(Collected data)
——————

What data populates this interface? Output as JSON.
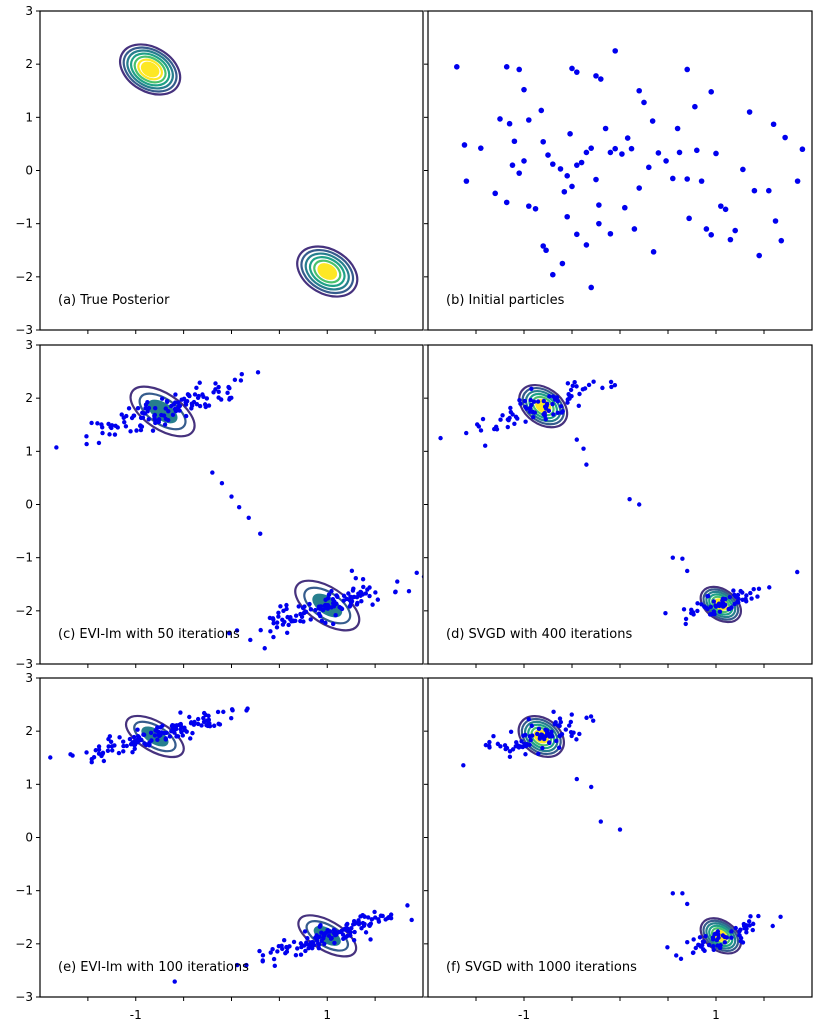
{
  "chart_data": {
    "type": "scatter",
    "layout": "3x2 grid of panels",
    "axes": {
      "xlim": [
        -2,
        2
      ],
      "ylim": [
        -3,
        3
      ],
      "x_ticks": [
        -1.5,
        -1,
        -0.5,
        0,
        0.5,
        1,
        1.5
      ],
      "x_tick_labels": [
        {
          "value": -1,
          "label": "-1"
        },
        {
          "value": 1,
          "label": "1"
        }
      ],
      "y_ticks": [
        {
          "value": 3,
          "label": "3"
        },
        {
          "value": 2,
          "label": "2"
        },
        {
          "value": 1,
          "label": "1"
        },
        {
          "value": 0,
          "label": "0"
        },
        {
          "value": -1,
          "label": "−1"
        },
        {
          "value": -2,
          "label": "−2"
        },
        {
          "value": -3,
          "label": "−3"
        }
      ]
    },
    "colors": {
      "particles": "#0000ee",
      "contour_outer": "#46327e",
      "contour_mid": "#365c8d",
      "contour_mid2": "#277f8e",
      "contour_inner": "#1fa187",
      "contour_core": "#4ac16d",
      "contour_peak": "#fde725"
    },
    "panels": [
      {
        "id": "a",
        "caption": "(a) True Posterior",
        "contours": [
          {
            "center": [
              -0.85,
              1.9
            ],
            "angle": -60,
            "sx": 0.21,
            "sy": 0.55,
            "levels": 7
          },
          {
            "center": [
              1.0,
              -1.9
            ],
            "angle": -60,
            "sx": 0.21,
            "sy": 0.55,
            "levels": 6
          }
        ],
        "particles": []
      },
      {
        "id": "b",
        "caption": "(b) Initial particles",
        "contours": [],
        "particles": [
          [
            -1.7,
            1.95
          ],
          [
            -1.18,
            1.95
          ],
          [
            -1.05,
            1.9
          ],
          [
            -0.5,
            1.92
          ],
          [
            -0.45,
            1.85
          ],
          [
            -0.05,
            2.25
          ],
          [
            0.7,
            1.9
          ],
          [
            -0.2,
            1.72
          ],
          [
            -0.25,
            1.78
          ],
          [
            0.95,
            1.48
          ],
          [
            -1.45,
            0.42
          ],
          [
            -1.62,
            0.48
          ],
          [
            -1.6,
            -0.2
          ],
          [
            -1.25,
            0.97
          ],
          [
            -1.15,
            0.88
          ],
          [
            -1.12,
            0.1
          ],
          [
            -1.05,
            -0.05
          ],
          [
            -1.0,
            1.52
          ],
          [
            -0.95,
            0.95
          ],
          [
            -0.82,
            1.13
          ],
          [
            -0.8,
            0.54
          ],
          [
            -0.75,
            0.29
          ],
          [
            -0.7,
            0.12
          ],
          [
            -0.62,
            0.03
          ],
          [
            -0.58,
            -0.4
          ],
          [
            -0.55,
            -0.1
          ],
          [
            -0.52,
            0.69
          ],
          [
            -0.45,
            0.1
          ],
          [
            -0.4,
            0.15
          ],
          [
            -0.35,
            0.34
          ],
          [
            -0.3,
            0.42
          ],
          [
            -0.25,
            -0.17
          ],
          [
            -0.22,
            -0.65
          ],
          [
            -0.15,
            0.79
          ],
          [
            -0.1,
            0.34
          ],
          [
            -0.05,
            0.41
          ],
          [
            0.02,
            0.31
          ],
          [
            0.08,
            0.61
          ],
          [
            0.12,
            0.41
          ],
          [
            0.2,
            1.5
          ],
          [
            0.25,
            1.28
          ],
          [
            0.3,
            0.06
          ],
          [
            0.34,
            0.93
          ],
          [
            0.4,
            0.33
          ],
          [
            0.48,
            0.18
          ],
          [
            0.55,
            -0.15
          ],
          [
            0.6,
            0.79
          ],
          [
            0.62,
            0.34
          ],
          [
            0.7,
            -0.16
          ],
          [
            0.72,
            -0.9
          ],
          [
            0.78,
            1.2
          ],
          [
            0.8,
            0.38
          ],
          [
            0.85,
            -0.2
          ],
          [
            0.9,
            -1.1
          ],
          [
            0.95,
            -1.21
          ],
          [
            1.0,
            0.32
          ],
          [
            1.05,
            -0.67
          ],
          [
            1.1,
            -0.73
          ],
          [
            1.15,
            -1.3
          ],
          [
            1.2,
            -1.13
          ],
          [
            1.28,
            0.02
          ],
          [
            1.35,
            1.1
          ],
          [
            1.4,
            -0.38
          ],
          [
            1.45,
            -1.6
          ],
          [
            1.55,
            -0.38
          ],
          [
            1.6,
            0.87
          ],
          [
            1.62,
            -0.95
          ],
          [
            1.68,
            -1.32
          ],
          [
            1.72,
            0.62
          ],
          [
            1.85,
            -0.2
          ],
          [
            1.9,
            0.4
          ],
          [
            -0.8,
            -1.42
          ],
          [
            -0.77,
            -1.5
          ],
          [
            -0.7,
            -1.96
          ],
          [
            -0.6,
            -1.75
          ],
          [
            -0.55,
            -0.87
          ],
          [
            -0.45,
            -1.2
          ],
          [
            -0.35,
            -1.4
          ],
          [
            -0.3,
            -2.2
          ],
          [
            -0.22,
            -1.0
          ],
          [
            -0.1,
            -1.19
          ],
          [
            0.05,
            -0.7
          ],
          [
            0.15,
            -1.1
          ],
          [
            0.2,
            -0.33
          ],
          [
            0.35,
            -1.53
          ],
          [
            -1.3,
            -0.43
          ],
          [
            -1.18,
            -0.6
          ],
          [
            -0.95,
            -0.67
          ],
          [
            -0.88,
            -0.72
          ],
          [
            -1.1,
            0.55
          ],
          [
            -1.0,
            0.18
          ],
          [
            -0.5,
            -0.3
          ]
        ]
      },
      {
        "id": "c",
        "caption": "(c) EVI-Im with 50 iterations",
        "contours": [
          {
            "center": [
              -0.72,
              1.75
            ],
            "angle": -57,
            "sx": 0.17,
            "sy": 0.62,
            "levels": 3
          },
          {
            "center": [
              1.0,
              -1.9
            ],
            "angle": -57,
            "sx": 0.17,
            "sy": 0.62,
            "levels": 3
          }
        ],
        "particles": [],
        "generated_clusters": [
          {
            "center": [
              -0.72,
              1.75
            ],
            "angle": -57,
            "sx": 0.13,
            "sy": 0.55,
            "n": 120
          },
          {
            "center": [
              1.0,
              -1.9
            ],
            "angle": -57,
            "sx": 0.13,
            "sy": 0.55,
            "n": 120
          }
        ],
        "bridge_particles": [
          [
            -0.2,
            0.6
          ],
          [
            -0.1,
            0.4
          ],
          [
            0.0,
            0.15
          ],
          [
            0.08,
            -0.05
          ],
          [
            0.18,
            -0.25
          ],
          [
            0.3,
            -0.55
          ]
        ]
      },
      {
        "id": "d",
        "caption": "(d) SVGD with 400 iterations",
        "contours": [
          {
            "center": [
              -0.8,
              1.85
            ],
            "angle": -55,
            "sx": 0.17,
            "sy": 0.45,
            "levels": 6
          },
          {
            "center": [
              1.05,
              -1.88
            ],
            "angle": -55,
            "sx": 0.14,
            "sy": 0.38,
            "levels": 6
          }
        ],
        "particles": [
          [
            -0.45,
            1.22
          ],
          [
            -0.38,
            1.05
          ],
          [
            -0.35,
            0.75
          ],
          [
            0.1,
            0.1
          ],
          [
            0.2,
            0.0
          ],
          [
            0.55,
            -1.0
          ],
          [
            0.65,
            -1.02
          ],
          [
            0.7,
            -1.25
          ]
        ],
        "generated_clusters": [
          {
            "center": [
              -0.8,
              1.85
            ],
            "angle": -55,
            "sx": 0.13,
            "sy": 0.4,
            "n": 80
          },
          {
            "center": [
              1.05,
              -1.88
            ],
            "angle": -55,
            "sx": 0.11,
            "sy": 0.34,
            "n": 60
          }
        ]
      },
      {
        "id": "e",
        "caption": "(e) EVI-Im with 100 iterations",
        "contours": [
          {
            "center": [
              -0.8,
              1.9
            ],
            "angle": -60,
            "sx": 0.14,
            "sy": 0.55,
            "levels": 3
          },
          {
            "center": [
              1.0,
              -1.85
            ],
            "angle": -60,
            "sx": 0.14,
            "sy": 0.55,
            "levels": 3
          }
        ],
        "particles": [],
        "generated_clusters": [
          {
            "center": [
              -0.8,
              1.9
            ],
            "angle": -60,
            "sx": 0.1,
            "sy": 0.5,
            "n": 130
          },
          {
            "center": [
              1.0,
              -1.85
            ],
            "angle": -60,
            "sx": 0.1,
            "sy": 0.5,
            "n": 130
          }
        ]
      },
      {
        "id": "f",
        "caption": "(f) SVGD with 1000 iterations",
        "contours": [
          {
            "center": [
              -0.82,
              1.9
            ],
            "angle": -55,
            "sx": 0.17,
            "sy": 0.42,
            "levels": 6
          },
          {
            "center": [
              1.05,
              -1.85
            ],
            "angle": -55,
            "sx": 0.14,
            "sy": 0.38,
            "levels": 6
          }
        ],
        "particles": [
          [
            -0.45,
            1.1
          ],
          [
            -0.3,
            0.95
          ],
          [
            -0.2,
            0.3
          ],
          [
            0.0,
            0.15
          ],
          [
            0.55,
            -1.05
          ],
          [
            0.65,
            -1.05
          ],
          [
            0.7,
            -1.25
          ]
        ],
        "generated_clusters": [
          {
            "center": [
              -0.82,
              1.9
            ],
            "angle": -55,
            "sx": 0.13,
            "sy": 0.38,
            "n": 80
          },
          {
            "center": [
              1.05,
              -1.85
            ],
            "angle": -55,
            "sx": 0.11,
            "sy": 0.34,
            "n": 60
          }
        ]
      }
    ]
  }
}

——————

■ WHAT IS EXPECTED
Look for lines containing the string "value" and copy them all.

■ SOLVED PROBLEM
          "value": -1,
          "value": 1,
          "value": 3,
          "value": 2,
          "value": 1,
          "value": 0,
          "value": -1,
          "value": -2,
          "value": -3,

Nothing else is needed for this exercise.